Exercises >>
1. State whether each statement agrees with the Steward biography below, answering yes or no and quoting the deciding words of the text: (a) Steward was born in Ludlow. (b) Hannah Whitefoord was the third daughter of Caleb Whitefoord. (c) From 1867, Steward edited the Oamaru Times.
2. Render this sentence from the Steward biography below into Spanish: "In 1863, he was working as a draper in Christchurch."
3. From the Steward biography below, extract the text from "Steward was born" up to and including "the Waimate Times.", without any change.

Document passage below:

Steward was born in Reading, Berkshire, in England in 1841. He was educated at King Edward VI. Grammar School in Ludlow (to which his family had moved, his boyhood home at Numbers 4–5 King Street now marked by a plaque), and Dr Benham's Commercial School in Gloucester. He emigrated to New Zealand apparently on the Mersey in 1862, but his name is not included in the passenger list for the 25 September 1862 arrival.

==Family==
Steward married Hannah Whitefoord on 4 December 1873 at St. Paul's Church in Dunedin. She was the third daughter of Caleb Whitefoord of Burford in Shropshire near Ludlow. They had one son and three daughters.

==Professional career==
In 1863, he was working as a draper in Christchurch. From 1867, he was editor of the Oamaru Times in Oamaru. He was later proprietor of the North Otago Times, the Ashburton Mail and Guardian and, after moving to Waimate, the Waimate Times.

End of Document passage.
Records supplied below:

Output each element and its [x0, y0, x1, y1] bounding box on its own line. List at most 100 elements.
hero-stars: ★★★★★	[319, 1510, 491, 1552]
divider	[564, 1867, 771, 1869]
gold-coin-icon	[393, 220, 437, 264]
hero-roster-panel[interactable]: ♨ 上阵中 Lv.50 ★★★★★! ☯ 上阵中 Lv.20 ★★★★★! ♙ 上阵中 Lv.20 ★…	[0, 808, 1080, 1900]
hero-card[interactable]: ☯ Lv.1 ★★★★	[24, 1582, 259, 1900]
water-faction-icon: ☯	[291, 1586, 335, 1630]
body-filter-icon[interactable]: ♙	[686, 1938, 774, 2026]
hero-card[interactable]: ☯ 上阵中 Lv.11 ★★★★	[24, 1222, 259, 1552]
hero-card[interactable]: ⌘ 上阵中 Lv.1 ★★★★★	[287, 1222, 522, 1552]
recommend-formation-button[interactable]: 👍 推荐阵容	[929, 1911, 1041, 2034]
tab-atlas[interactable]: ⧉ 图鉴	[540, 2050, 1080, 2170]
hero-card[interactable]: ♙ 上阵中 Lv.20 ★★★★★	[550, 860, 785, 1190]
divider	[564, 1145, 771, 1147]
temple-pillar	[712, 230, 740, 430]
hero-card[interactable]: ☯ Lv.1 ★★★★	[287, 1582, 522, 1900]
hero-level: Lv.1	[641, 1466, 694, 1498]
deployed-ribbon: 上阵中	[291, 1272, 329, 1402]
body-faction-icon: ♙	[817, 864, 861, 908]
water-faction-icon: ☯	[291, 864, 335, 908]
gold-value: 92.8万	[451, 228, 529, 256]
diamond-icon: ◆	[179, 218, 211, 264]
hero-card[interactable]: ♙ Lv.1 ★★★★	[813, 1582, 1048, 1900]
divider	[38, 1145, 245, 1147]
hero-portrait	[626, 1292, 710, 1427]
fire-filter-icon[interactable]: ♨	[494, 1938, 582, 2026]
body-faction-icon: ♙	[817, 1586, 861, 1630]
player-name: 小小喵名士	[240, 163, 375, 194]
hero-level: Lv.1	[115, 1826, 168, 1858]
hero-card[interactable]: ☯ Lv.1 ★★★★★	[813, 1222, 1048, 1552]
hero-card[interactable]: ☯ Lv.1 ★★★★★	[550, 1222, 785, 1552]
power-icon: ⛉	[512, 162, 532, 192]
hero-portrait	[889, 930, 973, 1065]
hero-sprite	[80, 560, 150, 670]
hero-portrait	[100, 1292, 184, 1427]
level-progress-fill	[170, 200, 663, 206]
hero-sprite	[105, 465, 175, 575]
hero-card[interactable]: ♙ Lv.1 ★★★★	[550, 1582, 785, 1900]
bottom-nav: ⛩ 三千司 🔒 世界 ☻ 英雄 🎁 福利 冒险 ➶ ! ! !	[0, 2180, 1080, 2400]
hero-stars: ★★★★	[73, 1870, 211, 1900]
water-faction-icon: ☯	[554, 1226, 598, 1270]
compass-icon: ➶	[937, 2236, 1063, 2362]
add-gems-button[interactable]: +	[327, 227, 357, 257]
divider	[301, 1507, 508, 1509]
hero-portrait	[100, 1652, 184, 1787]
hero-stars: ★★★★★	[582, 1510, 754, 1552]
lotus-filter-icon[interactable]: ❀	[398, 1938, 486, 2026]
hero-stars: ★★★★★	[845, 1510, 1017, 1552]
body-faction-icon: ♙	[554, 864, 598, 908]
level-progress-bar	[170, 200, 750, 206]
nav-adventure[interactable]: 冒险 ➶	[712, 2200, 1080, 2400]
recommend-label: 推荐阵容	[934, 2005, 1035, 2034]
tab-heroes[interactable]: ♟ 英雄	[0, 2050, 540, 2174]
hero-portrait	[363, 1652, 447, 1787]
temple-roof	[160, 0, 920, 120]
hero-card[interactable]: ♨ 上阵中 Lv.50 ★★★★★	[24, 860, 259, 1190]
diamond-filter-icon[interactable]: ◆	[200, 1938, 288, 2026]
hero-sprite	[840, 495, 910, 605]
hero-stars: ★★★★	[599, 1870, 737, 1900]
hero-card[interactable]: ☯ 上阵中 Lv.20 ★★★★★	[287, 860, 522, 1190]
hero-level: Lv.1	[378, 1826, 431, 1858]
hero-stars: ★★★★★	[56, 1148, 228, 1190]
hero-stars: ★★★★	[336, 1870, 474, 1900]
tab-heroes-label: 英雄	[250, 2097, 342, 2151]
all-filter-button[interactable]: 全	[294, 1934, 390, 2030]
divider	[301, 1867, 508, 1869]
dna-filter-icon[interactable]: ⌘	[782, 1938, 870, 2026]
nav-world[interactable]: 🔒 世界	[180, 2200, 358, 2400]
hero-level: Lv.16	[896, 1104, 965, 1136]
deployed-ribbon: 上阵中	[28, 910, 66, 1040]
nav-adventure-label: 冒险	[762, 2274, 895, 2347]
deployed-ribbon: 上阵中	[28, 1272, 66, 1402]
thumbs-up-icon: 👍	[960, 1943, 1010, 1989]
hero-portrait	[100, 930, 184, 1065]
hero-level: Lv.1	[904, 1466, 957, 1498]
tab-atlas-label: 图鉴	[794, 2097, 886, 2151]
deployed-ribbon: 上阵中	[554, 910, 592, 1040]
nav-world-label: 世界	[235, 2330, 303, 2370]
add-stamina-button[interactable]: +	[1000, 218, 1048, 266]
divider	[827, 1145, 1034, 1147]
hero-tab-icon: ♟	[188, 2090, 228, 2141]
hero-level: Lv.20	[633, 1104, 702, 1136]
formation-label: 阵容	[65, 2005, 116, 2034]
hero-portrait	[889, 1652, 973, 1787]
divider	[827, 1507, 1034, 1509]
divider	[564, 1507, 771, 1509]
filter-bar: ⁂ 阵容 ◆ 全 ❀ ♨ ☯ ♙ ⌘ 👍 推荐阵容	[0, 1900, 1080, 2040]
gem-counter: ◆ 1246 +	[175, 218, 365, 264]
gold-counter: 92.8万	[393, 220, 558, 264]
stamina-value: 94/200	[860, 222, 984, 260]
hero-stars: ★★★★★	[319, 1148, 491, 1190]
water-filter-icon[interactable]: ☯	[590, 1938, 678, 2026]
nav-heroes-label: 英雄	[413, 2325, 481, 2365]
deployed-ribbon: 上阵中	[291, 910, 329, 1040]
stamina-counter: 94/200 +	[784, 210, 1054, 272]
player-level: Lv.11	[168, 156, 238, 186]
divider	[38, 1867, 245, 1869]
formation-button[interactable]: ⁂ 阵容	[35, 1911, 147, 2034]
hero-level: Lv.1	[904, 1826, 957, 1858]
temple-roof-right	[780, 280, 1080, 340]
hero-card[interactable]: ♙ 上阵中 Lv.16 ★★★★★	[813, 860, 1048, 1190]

End of Records supplied.

Your written answers >>
1.
(a) No: "Steward was born in Reading, Berkshire, in England in 1841."
(b) Yes: "She was the third daughter of Caleb Whitefoord of Burford in Shropshire near Ludlow."
(c) Yes: "From 1867, he was editor of the Oamaru Times in Oamaru."

2. En 1863, trabajaba como pañero en Christchurch.

3.
Steward was born in Reading, Berkshire, in England in 1841. He was educated at King Edward VI. Grammar School in Ludlow (to which his family had moved, his boyhood home at Numbers 4–5 King Street now marked by a plaque), and Dr Benham's Commercial School in Gloucester. He emigrated to New Zealand apparently on the Mersey in 1862, but his name is not included in the passenger list for the 25 September 1862 arrival.

==Family==
Steward married Hannah Whitefoord on 4 December 1873 at St. Paul's Church in Dunedin. She was the third daughter of Caleb Whitefoord of Burford in Shropshire near Ludlow. They had one son and three daughters.

==Professional career==
In 1863, he was working as a draper in Christchurch. From 1867, he was editor of the Oamaru Times in Oamaru. He was later proprietor of the North Otago Times, the Ashburton Mail and Guardian and, after moving to Waimate, the Waimate Times.